◆ The data ◆

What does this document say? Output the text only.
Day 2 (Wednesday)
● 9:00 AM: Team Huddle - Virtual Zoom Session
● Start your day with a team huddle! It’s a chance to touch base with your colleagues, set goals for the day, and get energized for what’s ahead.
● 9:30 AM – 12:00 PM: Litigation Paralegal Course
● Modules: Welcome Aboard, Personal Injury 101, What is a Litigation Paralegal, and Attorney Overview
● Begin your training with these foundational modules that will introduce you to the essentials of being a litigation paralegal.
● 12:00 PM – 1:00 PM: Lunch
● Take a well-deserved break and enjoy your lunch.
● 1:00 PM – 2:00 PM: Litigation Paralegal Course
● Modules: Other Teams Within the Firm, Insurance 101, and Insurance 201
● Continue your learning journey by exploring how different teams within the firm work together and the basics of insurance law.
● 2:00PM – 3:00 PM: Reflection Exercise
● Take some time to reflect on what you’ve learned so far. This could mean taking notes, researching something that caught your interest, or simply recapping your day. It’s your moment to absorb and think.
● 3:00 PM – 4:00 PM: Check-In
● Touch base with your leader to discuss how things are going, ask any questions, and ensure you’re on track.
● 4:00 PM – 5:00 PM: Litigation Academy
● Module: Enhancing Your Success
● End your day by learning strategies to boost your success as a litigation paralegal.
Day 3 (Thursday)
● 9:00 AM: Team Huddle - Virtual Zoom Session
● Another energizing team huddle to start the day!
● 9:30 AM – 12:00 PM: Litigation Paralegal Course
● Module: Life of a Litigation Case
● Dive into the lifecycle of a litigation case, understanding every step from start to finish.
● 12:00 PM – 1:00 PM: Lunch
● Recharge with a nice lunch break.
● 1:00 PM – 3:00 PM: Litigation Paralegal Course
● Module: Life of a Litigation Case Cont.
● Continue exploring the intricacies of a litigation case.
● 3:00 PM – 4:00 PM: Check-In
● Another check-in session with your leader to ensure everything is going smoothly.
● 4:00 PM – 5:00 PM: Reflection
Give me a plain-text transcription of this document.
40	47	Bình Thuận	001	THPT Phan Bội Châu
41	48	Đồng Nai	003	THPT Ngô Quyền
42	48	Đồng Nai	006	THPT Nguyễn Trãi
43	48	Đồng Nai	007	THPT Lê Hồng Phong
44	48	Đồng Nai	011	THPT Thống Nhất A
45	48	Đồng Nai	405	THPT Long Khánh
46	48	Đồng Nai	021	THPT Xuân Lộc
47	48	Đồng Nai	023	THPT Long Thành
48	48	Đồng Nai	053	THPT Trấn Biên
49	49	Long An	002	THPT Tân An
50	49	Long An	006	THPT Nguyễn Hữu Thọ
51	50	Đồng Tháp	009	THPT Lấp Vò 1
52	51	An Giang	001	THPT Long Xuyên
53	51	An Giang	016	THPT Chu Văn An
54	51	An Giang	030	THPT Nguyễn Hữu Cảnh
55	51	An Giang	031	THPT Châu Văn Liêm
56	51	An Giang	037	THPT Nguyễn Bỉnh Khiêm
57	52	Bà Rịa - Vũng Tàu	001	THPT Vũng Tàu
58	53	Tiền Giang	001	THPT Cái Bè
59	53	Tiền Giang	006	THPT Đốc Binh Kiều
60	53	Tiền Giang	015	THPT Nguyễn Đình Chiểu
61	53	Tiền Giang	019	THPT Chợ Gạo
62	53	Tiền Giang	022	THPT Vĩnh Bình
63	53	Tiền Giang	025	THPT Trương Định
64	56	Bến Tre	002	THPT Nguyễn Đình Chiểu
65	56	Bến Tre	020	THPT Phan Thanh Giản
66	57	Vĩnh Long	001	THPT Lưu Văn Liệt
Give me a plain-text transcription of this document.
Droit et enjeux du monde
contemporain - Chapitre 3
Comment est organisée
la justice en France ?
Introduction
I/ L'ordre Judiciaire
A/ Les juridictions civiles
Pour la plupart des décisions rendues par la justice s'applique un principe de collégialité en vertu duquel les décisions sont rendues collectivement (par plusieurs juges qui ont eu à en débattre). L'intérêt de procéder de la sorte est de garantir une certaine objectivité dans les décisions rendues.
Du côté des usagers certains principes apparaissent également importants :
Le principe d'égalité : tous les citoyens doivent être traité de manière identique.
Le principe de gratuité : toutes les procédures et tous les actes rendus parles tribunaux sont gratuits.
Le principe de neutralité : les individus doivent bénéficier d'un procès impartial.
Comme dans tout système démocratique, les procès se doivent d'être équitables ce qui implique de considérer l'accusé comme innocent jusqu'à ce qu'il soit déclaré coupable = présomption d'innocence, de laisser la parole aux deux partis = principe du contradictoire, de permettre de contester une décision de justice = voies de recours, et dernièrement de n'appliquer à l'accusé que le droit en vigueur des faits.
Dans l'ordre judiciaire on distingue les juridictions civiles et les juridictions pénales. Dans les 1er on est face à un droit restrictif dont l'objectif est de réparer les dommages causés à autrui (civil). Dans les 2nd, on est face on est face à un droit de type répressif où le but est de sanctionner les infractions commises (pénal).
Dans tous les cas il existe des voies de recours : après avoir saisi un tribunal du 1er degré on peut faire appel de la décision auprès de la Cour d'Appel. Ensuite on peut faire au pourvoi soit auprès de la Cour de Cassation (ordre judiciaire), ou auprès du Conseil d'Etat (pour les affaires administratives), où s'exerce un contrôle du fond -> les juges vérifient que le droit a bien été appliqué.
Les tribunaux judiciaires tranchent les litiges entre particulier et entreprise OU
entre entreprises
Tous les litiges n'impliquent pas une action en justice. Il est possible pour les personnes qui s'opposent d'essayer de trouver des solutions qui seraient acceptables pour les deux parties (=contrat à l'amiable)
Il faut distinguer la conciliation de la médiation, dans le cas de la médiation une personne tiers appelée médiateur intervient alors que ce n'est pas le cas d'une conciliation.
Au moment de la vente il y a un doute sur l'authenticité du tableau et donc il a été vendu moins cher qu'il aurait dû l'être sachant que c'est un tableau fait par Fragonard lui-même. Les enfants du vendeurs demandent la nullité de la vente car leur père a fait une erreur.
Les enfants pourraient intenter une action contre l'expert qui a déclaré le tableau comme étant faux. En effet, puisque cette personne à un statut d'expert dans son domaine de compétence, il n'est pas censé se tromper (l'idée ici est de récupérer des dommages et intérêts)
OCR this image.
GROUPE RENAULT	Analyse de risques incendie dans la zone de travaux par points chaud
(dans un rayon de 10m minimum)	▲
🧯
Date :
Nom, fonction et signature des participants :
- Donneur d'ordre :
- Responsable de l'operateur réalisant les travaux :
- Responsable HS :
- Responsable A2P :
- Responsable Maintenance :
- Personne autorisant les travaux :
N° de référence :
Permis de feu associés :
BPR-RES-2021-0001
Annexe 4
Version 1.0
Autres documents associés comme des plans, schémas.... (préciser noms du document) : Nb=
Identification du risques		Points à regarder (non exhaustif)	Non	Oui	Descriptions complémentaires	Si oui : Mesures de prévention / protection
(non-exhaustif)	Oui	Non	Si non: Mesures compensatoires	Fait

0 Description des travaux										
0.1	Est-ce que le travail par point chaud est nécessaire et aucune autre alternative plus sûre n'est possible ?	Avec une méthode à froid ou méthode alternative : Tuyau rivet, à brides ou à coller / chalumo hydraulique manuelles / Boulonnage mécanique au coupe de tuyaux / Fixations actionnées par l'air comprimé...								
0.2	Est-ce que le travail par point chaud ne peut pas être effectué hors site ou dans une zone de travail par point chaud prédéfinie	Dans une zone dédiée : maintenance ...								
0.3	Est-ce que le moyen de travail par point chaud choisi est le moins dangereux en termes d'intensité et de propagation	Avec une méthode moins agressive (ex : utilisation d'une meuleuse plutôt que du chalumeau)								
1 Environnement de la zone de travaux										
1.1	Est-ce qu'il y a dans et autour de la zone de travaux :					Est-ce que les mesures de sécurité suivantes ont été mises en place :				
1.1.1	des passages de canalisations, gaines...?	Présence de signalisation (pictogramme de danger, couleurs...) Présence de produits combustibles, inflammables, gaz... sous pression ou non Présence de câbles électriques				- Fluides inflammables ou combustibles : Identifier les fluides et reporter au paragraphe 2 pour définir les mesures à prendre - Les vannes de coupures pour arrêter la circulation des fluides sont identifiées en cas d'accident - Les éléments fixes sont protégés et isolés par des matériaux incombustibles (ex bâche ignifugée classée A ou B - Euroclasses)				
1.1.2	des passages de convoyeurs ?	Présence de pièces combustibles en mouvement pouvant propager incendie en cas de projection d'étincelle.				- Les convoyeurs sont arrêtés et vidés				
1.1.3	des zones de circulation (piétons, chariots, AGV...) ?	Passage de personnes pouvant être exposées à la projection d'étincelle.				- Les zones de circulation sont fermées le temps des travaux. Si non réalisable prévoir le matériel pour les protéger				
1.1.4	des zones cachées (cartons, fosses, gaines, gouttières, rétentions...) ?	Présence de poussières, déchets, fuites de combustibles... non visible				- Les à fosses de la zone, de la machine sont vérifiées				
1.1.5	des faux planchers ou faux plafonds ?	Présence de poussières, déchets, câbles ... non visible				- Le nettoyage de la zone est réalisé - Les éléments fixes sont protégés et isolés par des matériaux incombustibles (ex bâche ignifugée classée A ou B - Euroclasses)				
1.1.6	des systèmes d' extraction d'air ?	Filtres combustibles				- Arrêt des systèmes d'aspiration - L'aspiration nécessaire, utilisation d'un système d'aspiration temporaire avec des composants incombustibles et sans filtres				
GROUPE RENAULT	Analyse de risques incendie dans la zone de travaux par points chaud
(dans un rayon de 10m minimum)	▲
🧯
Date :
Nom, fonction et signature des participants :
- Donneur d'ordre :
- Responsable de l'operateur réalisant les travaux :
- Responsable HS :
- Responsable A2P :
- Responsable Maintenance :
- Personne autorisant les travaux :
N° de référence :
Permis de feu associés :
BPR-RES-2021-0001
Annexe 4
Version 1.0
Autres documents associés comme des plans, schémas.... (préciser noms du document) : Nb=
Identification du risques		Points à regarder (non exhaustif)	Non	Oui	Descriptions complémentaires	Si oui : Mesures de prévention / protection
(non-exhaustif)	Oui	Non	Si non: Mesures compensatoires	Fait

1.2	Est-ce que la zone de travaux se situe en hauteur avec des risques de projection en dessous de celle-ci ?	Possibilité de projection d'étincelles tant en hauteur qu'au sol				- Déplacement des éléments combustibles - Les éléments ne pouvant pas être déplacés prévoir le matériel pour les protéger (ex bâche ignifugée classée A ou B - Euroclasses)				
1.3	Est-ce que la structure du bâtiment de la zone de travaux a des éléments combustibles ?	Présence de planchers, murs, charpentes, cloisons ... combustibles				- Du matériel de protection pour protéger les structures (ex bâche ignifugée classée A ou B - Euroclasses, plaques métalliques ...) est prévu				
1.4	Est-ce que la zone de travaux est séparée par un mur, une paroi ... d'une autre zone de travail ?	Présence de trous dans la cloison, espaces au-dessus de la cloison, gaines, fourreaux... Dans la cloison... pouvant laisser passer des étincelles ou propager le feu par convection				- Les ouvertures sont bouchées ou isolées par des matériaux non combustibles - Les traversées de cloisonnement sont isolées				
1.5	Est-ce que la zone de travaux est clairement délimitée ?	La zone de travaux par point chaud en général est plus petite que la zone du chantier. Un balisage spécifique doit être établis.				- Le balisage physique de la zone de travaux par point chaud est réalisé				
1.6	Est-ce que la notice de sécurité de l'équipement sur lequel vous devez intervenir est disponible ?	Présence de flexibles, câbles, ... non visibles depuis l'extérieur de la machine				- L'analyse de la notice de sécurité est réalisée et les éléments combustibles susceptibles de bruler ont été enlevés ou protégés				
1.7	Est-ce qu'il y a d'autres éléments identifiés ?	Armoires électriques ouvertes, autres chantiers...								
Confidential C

◆ Task ◆
Say how many lines in the records hold "utilisation", with the number as the whole reply.

◆ Reply ◆
2